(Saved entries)
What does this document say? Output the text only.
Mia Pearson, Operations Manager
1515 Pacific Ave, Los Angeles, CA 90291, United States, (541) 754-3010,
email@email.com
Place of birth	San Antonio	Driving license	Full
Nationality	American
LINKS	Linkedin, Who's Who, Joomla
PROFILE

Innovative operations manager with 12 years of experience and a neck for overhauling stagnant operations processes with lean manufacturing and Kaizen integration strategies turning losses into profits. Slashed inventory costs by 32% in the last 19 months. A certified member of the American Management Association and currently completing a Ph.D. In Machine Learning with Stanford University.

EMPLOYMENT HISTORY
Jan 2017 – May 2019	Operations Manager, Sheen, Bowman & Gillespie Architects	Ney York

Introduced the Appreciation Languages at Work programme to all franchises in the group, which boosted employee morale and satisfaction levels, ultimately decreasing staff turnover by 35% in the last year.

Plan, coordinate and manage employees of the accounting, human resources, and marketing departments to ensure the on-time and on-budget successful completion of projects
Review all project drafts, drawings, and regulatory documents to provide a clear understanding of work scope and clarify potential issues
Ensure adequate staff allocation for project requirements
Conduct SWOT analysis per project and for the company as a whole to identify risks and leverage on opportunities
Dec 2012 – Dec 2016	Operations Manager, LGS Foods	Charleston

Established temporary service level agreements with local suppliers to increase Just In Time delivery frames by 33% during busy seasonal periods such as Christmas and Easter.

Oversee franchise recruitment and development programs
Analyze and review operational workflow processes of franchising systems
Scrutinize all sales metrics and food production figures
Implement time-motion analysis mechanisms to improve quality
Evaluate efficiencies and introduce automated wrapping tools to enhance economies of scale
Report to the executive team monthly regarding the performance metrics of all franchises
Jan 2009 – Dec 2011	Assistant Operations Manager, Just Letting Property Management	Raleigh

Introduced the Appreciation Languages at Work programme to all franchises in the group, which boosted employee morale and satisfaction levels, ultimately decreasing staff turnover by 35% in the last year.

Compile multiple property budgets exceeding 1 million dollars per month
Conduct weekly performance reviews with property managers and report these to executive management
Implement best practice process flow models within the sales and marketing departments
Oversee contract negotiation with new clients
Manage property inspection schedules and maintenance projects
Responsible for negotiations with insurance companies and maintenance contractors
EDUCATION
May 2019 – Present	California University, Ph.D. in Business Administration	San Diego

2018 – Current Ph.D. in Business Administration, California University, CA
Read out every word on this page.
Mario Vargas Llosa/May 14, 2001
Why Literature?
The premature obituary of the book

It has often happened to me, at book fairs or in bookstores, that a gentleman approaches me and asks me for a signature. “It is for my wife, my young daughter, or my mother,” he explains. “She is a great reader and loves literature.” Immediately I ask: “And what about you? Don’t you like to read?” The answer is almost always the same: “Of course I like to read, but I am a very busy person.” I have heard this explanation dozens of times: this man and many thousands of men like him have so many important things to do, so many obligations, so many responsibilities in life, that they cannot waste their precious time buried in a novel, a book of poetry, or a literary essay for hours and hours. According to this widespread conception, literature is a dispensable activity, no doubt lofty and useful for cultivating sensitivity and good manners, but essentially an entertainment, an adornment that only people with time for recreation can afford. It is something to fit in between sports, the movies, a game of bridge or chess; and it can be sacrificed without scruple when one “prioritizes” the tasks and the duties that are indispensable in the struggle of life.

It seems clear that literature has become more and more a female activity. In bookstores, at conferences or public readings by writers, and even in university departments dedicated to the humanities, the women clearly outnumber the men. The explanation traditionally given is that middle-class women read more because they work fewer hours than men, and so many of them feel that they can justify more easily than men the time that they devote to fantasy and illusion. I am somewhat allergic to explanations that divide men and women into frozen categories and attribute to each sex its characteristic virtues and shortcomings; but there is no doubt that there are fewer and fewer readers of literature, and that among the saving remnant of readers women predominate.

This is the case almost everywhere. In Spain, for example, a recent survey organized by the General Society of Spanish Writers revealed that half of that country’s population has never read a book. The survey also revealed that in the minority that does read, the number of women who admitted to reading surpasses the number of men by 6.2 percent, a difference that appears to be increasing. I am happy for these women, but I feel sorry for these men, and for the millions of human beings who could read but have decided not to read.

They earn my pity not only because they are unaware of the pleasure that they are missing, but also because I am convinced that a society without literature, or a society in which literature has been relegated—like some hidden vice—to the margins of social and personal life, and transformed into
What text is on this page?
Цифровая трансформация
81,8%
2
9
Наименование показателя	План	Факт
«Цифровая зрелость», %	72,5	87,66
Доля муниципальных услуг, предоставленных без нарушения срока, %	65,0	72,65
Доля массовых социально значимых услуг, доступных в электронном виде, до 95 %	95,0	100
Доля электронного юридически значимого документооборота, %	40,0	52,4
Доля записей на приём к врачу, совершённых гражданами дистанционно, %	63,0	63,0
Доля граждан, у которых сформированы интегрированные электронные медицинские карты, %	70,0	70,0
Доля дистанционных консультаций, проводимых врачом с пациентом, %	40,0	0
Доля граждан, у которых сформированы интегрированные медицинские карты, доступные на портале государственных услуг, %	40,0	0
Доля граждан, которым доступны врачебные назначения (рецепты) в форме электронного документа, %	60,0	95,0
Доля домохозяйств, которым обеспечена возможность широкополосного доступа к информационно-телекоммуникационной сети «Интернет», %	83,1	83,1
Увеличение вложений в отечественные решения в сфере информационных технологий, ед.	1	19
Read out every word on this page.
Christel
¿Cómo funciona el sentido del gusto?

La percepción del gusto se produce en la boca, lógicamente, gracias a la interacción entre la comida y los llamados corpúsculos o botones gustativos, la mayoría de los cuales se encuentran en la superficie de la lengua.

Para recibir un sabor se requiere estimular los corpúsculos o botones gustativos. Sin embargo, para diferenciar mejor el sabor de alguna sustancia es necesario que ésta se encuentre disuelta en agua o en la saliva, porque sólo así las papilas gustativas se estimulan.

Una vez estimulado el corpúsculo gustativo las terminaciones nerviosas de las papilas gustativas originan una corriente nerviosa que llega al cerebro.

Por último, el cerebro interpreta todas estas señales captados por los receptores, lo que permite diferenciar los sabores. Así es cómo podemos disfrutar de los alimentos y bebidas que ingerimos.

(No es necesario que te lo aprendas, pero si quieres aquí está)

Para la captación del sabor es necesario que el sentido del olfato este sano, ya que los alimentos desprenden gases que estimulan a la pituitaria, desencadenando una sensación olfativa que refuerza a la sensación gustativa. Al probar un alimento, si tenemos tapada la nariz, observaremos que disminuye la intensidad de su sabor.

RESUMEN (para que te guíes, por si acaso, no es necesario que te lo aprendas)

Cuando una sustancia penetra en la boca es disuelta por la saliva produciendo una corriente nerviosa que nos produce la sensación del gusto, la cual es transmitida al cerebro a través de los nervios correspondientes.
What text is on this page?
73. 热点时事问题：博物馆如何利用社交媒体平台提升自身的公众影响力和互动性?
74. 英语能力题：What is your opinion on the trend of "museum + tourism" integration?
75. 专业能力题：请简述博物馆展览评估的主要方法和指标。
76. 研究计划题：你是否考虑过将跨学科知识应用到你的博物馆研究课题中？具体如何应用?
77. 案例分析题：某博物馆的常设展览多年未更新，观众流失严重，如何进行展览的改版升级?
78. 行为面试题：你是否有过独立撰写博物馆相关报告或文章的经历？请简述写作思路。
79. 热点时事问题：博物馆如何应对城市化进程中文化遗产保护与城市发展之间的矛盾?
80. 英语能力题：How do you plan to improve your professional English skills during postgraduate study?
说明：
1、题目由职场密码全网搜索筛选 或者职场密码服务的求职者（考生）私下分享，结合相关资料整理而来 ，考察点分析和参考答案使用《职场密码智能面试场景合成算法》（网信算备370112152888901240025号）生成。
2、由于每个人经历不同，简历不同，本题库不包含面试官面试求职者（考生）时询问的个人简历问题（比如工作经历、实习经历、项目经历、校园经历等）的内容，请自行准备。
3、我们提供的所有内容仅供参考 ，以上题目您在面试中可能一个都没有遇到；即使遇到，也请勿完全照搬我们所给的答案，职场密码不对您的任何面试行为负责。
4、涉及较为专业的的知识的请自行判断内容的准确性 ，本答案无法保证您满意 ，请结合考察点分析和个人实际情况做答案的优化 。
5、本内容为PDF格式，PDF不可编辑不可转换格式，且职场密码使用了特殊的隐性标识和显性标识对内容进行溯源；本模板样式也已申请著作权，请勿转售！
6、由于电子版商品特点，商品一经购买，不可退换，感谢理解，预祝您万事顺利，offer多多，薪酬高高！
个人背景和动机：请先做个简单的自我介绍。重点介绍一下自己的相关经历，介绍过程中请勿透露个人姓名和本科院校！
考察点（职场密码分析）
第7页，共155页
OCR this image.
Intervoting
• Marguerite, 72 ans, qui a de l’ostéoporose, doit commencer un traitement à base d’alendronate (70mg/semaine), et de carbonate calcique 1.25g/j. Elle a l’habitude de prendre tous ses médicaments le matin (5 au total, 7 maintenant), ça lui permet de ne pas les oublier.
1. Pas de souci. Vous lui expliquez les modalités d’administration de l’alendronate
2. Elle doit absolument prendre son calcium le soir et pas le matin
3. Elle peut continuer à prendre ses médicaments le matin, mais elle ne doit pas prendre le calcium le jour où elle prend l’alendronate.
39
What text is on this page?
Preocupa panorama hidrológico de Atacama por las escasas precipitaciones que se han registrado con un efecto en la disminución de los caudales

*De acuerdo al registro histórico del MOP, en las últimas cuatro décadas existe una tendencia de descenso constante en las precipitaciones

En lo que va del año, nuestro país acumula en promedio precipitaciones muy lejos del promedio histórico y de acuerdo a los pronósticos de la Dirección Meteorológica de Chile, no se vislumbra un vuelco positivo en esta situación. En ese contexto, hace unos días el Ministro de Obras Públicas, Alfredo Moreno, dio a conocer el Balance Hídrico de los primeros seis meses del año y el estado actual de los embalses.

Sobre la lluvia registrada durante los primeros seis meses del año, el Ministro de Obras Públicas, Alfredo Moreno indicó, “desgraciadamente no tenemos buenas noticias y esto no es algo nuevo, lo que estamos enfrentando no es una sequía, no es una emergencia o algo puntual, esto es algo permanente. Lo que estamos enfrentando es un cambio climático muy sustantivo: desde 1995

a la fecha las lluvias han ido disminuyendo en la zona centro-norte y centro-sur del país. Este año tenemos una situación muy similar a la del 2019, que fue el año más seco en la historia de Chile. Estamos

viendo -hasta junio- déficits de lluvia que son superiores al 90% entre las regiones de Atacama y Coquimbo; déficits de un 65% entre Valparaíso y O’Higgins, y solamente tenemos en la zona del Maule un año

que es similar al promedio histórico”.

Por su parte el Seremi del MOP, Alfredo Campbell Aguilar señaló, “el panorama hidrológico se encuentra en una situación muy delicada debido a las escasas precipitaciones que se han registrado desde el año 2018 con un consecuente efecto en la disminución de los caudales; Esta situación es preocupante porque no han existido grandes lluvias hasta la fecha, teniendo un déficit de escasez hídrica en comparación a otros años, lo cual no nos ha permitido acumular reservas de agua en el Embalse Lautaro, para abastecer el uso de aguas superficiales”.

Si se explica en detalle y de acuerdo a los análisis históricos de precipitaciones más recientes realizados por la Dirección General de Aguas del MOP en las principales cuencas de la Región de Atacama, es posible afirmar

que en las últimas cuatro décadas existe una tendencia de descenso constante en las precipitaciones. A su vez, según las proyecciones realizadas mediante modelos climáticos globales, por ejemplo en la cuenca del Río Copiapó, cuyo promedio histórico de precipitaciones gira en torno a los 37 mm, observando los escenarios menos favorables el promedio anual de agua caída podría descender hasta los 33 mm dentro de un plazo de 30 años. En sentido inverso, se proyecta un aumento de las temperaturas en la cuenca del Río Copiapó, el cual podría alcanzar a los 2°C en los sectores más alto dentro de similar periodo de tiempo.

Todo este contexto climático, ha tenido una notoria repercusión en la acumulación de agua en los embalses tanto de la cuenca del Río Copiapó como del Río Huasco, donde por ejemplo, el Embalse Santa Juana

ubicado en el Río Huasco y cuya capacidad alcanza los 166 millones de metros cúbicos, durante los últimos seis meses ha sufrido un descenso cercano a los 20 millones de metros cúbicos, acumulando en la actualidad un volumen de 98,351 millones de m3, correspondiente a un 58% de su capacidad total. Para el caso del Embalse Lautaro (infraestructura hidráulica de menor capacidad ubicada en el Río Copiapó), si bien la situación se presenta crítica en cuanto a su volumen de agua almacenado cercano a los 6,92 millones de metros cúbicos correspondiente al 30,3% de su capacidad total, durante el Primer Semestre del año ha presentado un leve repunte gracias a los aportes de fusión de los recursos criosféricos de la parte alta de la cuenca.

> _Stated task_: Search the records for the word "California", then list every line that has it.

> _Answer in full_:
May 2019 – Present	California University, Ph.D. in Business Administration	San Diego
2018 – Current Ph.D. in Business Administration, California University, CA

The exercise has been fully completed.